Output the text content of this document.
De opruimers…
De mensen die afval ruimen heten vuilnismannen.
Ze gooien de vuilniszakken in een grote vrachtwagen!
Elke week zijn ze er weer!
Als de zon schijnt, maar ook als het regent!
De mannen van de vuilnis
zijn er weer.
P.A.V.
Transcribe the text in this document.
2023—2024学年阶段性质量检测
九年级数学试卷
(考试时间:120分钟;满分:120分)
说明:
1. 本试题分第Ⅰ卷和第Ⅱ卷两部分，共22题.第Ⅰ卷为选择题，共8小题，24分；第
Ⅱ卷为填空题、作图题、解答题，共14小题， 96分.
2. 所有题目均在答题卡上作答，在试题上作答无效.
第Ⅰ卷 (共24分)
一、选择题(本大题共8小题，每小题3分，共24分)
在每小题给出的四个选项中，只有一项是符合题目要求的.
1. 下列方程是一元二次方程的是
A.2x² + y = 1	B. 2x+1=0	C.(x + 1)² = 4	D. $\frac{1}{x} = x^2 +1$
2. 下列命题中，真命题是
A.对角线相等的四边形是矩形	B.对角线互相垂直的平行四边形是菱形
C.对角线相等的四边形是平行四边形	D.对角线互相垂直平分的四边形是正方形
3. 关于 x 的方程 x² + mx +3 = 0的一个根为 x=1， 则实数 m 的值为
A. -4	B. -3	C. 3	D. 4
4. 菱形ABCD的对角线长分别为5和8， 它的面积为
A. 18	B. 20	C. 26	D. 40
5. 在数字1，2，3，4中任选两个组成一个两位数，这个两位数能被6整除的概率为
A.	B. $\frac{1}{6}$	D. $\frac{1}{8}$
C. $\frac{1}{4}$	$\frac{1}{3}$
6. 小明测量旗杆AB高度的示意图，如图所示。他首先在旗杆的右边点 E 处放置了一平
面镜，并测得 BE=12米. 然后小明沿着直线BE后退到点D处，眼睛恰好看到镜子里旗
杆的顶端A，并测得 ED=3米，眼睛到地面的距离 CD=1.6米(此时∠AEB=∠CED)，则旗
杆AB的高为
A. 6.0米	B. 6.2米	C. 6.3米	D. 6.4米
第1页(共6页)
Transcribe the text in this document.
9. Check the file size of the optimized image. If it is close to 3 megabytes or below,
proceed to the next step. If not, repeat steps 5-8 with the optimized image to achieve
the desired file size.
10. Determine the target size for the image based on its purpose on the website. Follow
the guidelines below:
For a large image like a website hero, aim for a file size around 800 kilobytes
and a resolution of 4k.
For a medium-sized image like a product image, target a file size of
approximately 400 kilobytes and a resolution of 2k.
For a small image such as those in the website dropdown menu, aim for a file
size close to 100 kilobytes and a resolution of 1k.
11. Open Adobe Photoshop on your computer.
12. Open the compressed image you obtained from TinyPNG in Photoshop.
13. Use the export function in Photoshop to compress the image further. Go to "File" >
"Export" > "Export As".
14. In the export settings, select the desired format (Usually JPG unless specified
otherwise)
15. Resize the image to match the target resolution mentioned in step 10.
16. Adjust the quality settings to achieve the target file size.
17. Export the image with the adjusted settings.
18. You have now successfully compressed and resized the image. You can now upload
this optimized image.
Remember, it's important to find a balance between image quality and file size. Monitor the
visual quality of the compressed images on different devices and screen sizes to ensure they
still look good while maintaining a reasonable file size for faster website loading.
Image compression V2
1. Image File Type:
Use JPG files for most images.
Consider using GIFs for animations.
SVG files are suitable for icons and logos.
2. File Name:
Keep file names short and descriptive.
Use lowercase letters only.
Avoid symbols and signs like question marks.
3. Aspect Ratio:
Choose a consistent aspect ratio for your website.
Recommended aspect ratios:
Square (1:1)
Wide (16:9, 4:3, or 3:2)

++++++++

Write every line of the material above again, exactly.

* Answer in full
Output the text content of this document.
De opruimers…
De mensen die afval ruimen heten vuilnismannen.
Ze gooien de vuilniszakken in een grote vrachtwagen!
Elke week zijn ze er weer!
Als de zon schijnt, maar ook als het regent!
De mannen van de vuilnis
zijn er weer.
P.A.V.
Transcribe the text in this document.
2023—2024学年阶段性质量检测
九年级数学试卷
(考试时间:120分钟;满分:120分)
说明:
1. 本试题分第Ⅰ卷和第Ⅱ卷两部分，共22题.第Ⅰ卷为选择题，共8小题，24分；第
Ⅱ卷为填空题、作图题、解答题，共14小题， 96分.
2. 所有题目均在答题卡上作答，在试题上作答无效.
第Ⅰ卷 (共24分)
一、选择题(本大题共8小题，每小题3分，共24分)
在每小题给出的四个选项中，只有一项是符合题目要求的.
1. 下列方程是一元二次方程的是
A.2x² + y = 1	B. 2x+1=0	C.(x + 1)² = 4	D. $\frac{1}{x} = x^2 +1$
2. 下列命题中，真命题是
A.对角线相等的四边形是矩形	B.对角线互相垂直的平行四边形是菱形
C.对角线相等的四边形是平行四边形	D.对角线互相垂直平分的四边形是正方形
3. 关于 x 的方程 x² + mx +3 = 0的一个根为 x=1， 则实数 m 的值为
A. -4	B. -3	C. 3	D. 4
4. 菱形ABCD的对角线长分别为5和8， 它的面积为
A. 18	B. 20	C. 26	D. 40
5. 在数字1，2，3，4中任选两个组成一个两位数，这个两位数能被6整除的概率为
A.	B. $\frac{1}{6}$	D. $\frac{1}{8}$
C. $\frac{1}{4}$	$\frac{1}{3}$
6. 小明测量旗杆AB高度的示意图，如图所示。他首先在旗杆的右边点 E 处放置了一平
面镜，并测得 BE=12米. 然后小明沿着直线BE后退到点D处，眼睛恰好看到镜子里旗
杆的顶端A，并测得 ED=3米，眼睛到地面的距离 CD=1.6米(此时∠AEB=∠CED)，则旗
杆AB的高为
A. 6.0米	B. 6.2米	C. 6.3米	D. 6.4米
第1页(共6页)
Transcribe the text in this document.
9. Check the file size of the optimized image. If it is close to 3 megabytes or below,
proceed to the next step. If not, repeat steps 5-8 with the optimized image to achieve
the desired file size.
10. Determine the target size for the image based on its purpose on the website. Follow
the guidelines below:
For a large image like a website hero, aim for a file size around 800 kilobytes
and a resolution of 4k.
For a medium-sized image like a product image, target a file size of
approximately 400 kilobytes and a resolution of 2k.
For a small image such as those in the website dropdown menu, aim for a file
size close to 100 kilobytes and a resolution of 1k.
11. Open Adobe Photoshop on your computer.
12. Open the compressed image you obtained from TinyPNG in Photoshop.
13. Use the export function in Photoshop to compress the image further. Go to "File" >
"Export" > "Export As".
14. In the export settings, select the desired format (Usually JPG unless specified
otherwise)
15. Resize the image to match the target resolution mentioned in step 10.
16. Adjust the quality settings to achieve the target file size.
17. Export the image with the adjusted settings.
18. You have now successfully compressed and resized the image. You can now upload
this optimized image.
Remember, it's important to find a balance between image quality and file size. Monitor the
visual quality of the compressed images on different devices and screen sizes to ensure they
still look good while maintaining a reasonable file size for faster website loading.
Image compression V2
1. Image File Type:
Use JPG files for most images.
Consider using GIFs for animations.
SVG files are suitable for icons and logos.
2. File Name:
Keep file names short and descriptive.
Use lowercase letters only.
Avoid symbols and signs like question marks.
3. Aspect Ratio:
Choose a consistent aspect ratio for your website.
Recommended aspect ratios:
Square (1:1)
Wide (16:9, 4:3, or 3:2)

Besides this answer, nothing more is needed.